**Given records**
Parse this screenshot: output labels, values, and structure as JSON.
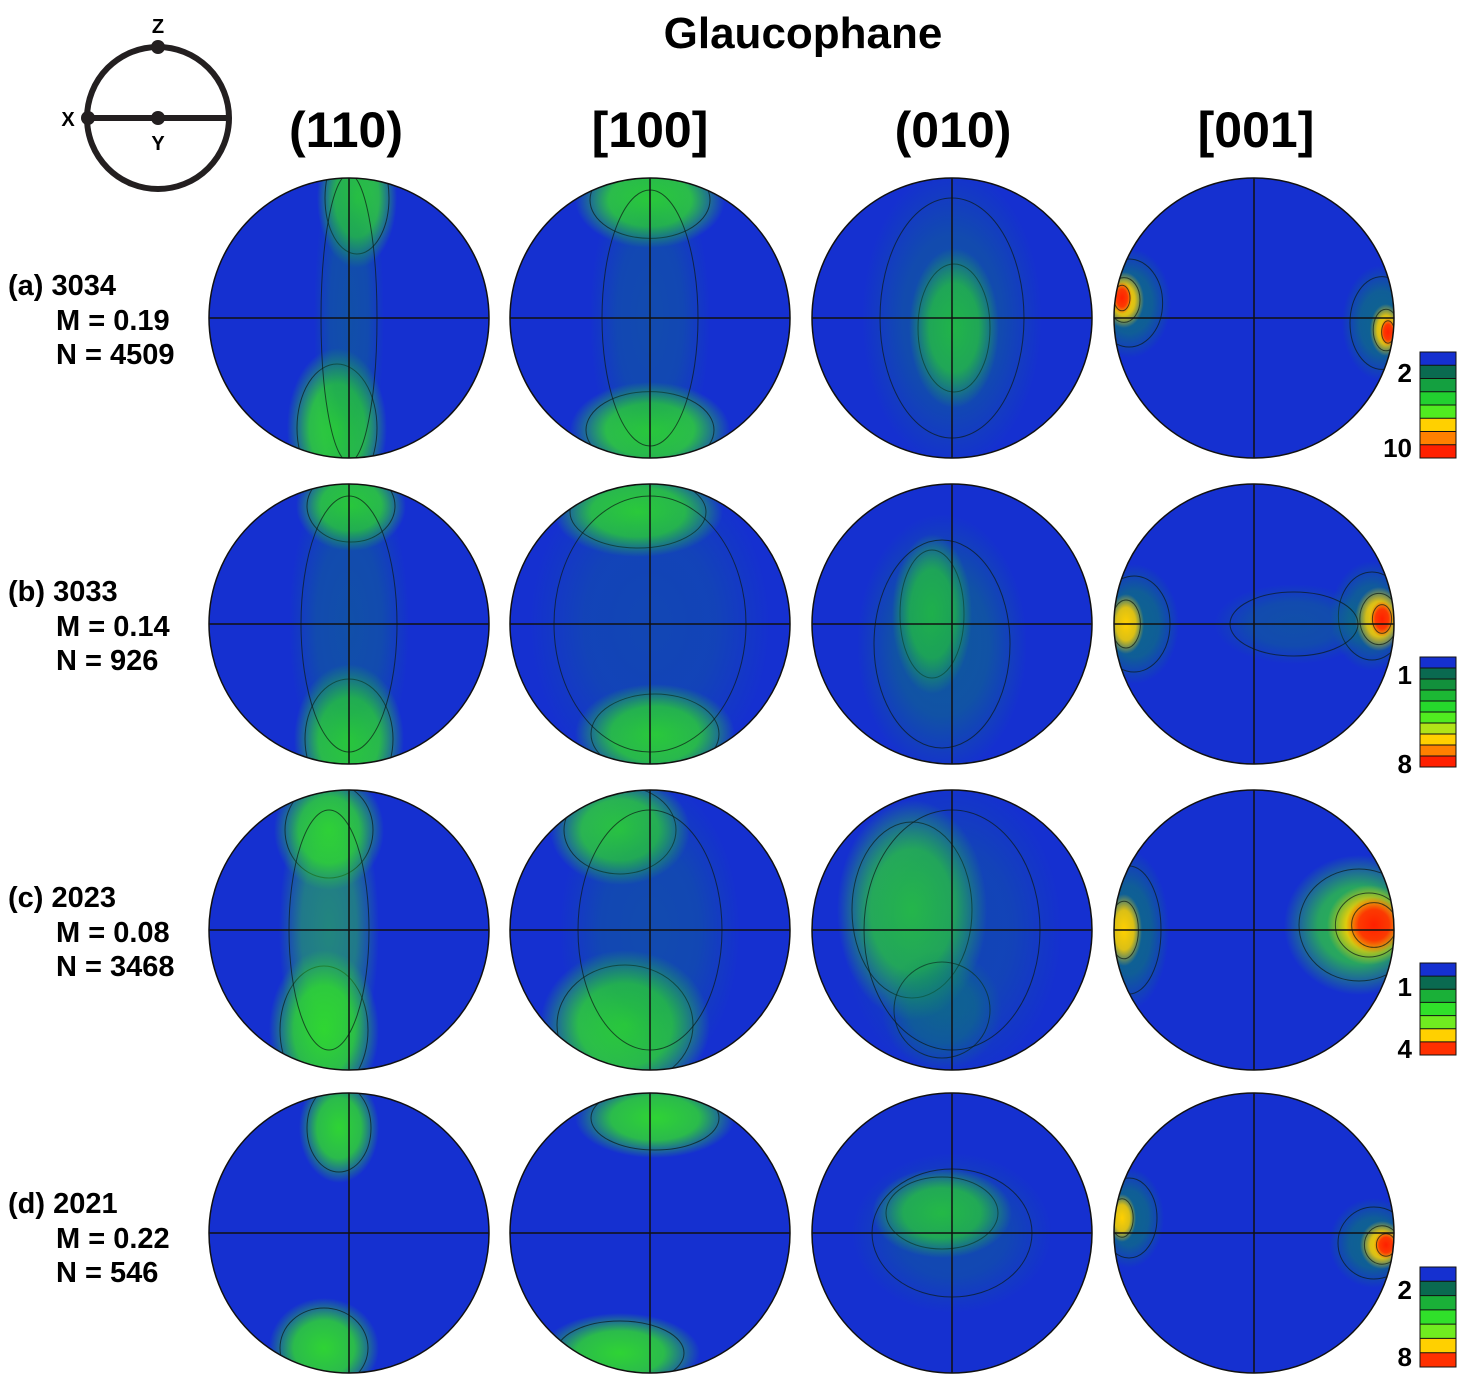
{
  "title": "Glaucophane",
  "reference_frame": {
    "labels": {
      "x": "X",
      "y": "Y",
      "z": "Z"
    }
  },
  "columns": [
    "(110)",
    "[100]",
    "(010)",
    "[001]"
  ],
  "rows": [
    {
      "label": "(a) 3034",
      "m": "M = 0.19",
      "n": "N = 4509",
      "scale": {
        "ticks": [
          {
            "value": 2,
            "label": "2"
          },
          {
            "value": 10,
            "label": "10"
          }
        ],
        "colors": [
          "#1530d0",
          "#0a6a50",
          "#14a040",
          "#22d030",
          "#50ec20",
          "#ffd000",
          "#ff8000",
          "#ff2000"
        ]
      }
    },
    {
      "label": "(b) 3033",
      "m": "M = 0.14",
      "n": "N = 926",
      "scale": {
        "ticks": [
          {
            "value": 1,
            "label": "1"
          },
          {
            "value": 8,
            "label": "8"
          }
        ],
        "colors": [
          "#1530d0",
          "#0a6a50",
          "#12903c",
          "#1cb834",
          "#26d82c",
          "#50ec20",
          "#b0e418",
          "#ffd000",
          "#ff8000",
          "#ff2000"
        ]
      }
    },
    {
      "label": "(c) 2023",
      "m": "M = 0.08",
      "n": "N = 3468",
      "scale": {
        "ticks": [
          {
            "value": 1,
            "label": "1"
          },
          {
            "value": 4,
            "label": "4"
          }
        ],
        "colors": [
          "#1530d0",
          "#0a6a50",
          "#1ab038",
          "#30e02a",
          "#70ec20",
          "#ffd000",
          "#ff3000"
        ]
      }
    },
    {
      "label": "(d) 2021",
      "m": "M = 0.22",
      "n": "N = 546",
      "scale": {
        "ticks": [
          {
            "value": 2,
            "label": "2"
          },
          {
            "value": 8,
            "label": "8"
          }
        ],
        "colors": [
          "#1530d0",
          "#0a6a50",
          "#1ab038",
          "#30e02a",
          "#70ec20",
          "#ffd000",
          "#ff3000"
        ]
      }
    }
  ],
  "colors": {
    "background": "#1530d0",
    "low": "#0a8a60",
    "mid": "#30dc2c",
    "high_yellow": "#ffd000",
    "high_red": "#ff2000"
  }
}
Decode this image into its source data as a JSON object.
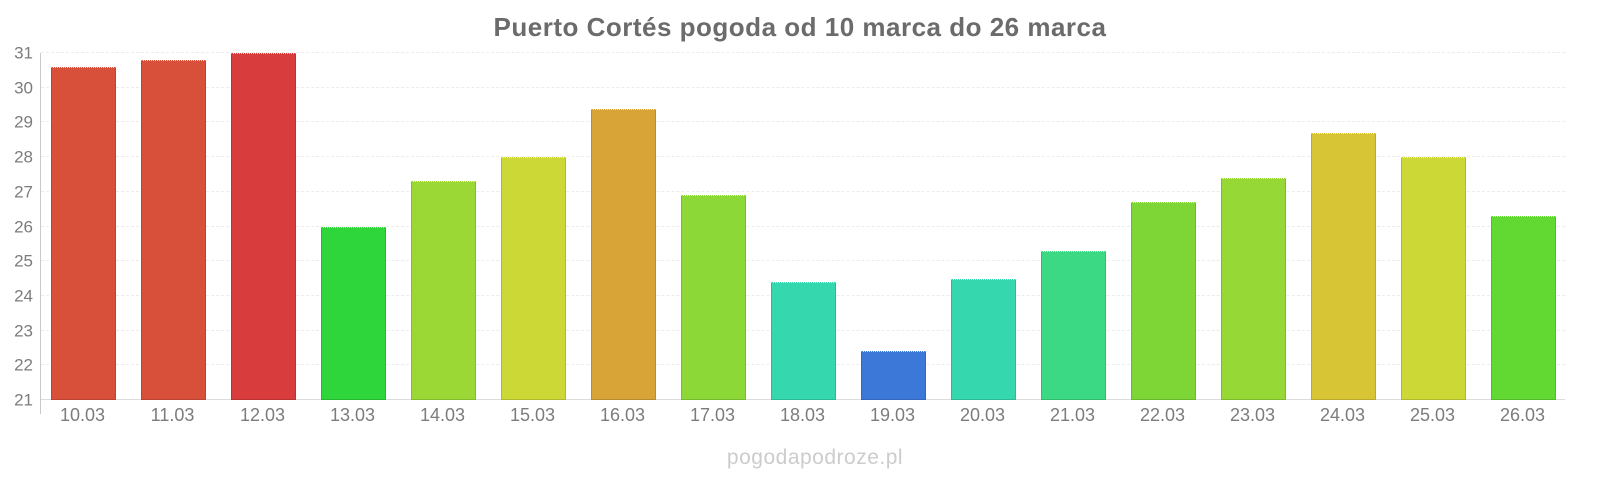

**Task objective**
Out of the material above, select every line that holds the string "labels".

**Task output**
Parse this screenshot: output labels, values, and structure as JSON.
    "labels": {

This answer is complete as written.